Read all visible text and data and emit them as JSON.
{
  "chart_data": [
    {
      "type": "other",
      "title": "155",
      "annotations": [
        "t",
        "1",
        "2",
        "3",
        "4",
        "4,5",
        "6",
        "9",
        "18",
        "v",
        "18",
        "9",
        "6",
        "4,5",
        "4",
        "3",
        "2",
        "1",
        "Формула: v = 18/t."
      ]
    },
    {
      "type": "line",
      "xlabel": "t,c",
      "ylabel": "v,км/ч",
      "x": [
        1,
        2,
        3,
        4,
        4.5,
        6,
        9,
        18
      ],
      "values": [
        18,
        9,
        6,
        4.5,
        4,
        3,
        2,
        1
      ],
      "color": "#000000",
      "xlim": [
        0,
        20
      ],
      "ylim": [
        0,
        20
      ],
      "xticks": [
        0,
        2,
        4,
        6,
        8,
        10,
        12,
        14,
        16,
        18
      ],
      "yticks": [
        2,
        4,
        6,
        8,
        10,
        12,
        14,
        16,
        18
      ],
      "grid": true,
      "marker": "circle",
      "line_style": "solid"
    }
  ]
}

» TASK PROMPT: Copy out each line exactly.

» COMPLETED EXERCISE:
Read all visible text and data and emit them as JSON.
{
  "chart_data": [
    {
      "type": "other",
      "title": "155",
      "annotations": [
        "t",
        "1",
        "2",
        "3",
        "4",
        "4,5",
        "6",
        "9",
        "18",
        "v",
        "18",
        "9",
        "6",
        "4,5",
        "4",
        "3",
        "2",
        "1",
        "Формула: v = 18/t."
      ]
    },
    {
      "type": "line",
      "xlabel": "t,c",
      "ylabel": "v,км/ч",
      "x": [
        1,
        2,
        3,
        4,
        4.5,
        6,
        9,
        18
      ],
      "values": [
        18,
        9,
        6,
        4.5,
        4,
        3,
        2,
        1
      ],
      "color": "#000000",
      "xlim": [
        0,
        20
      ],
      "ylim": [
        0,
        20
      ],
      "xticks": [
        0,
        2,
        4,
        6,
        8,
        10,
        12,
        14,
        16,
        18
      ],
      "yticks": [
        2,
        4,
        6,
        8,
        10,
        12,
        14,
        16,
        18
      ],
      "grid": true,
      "marker": "circle",
      "line_style": "solid"
    }
  ]
}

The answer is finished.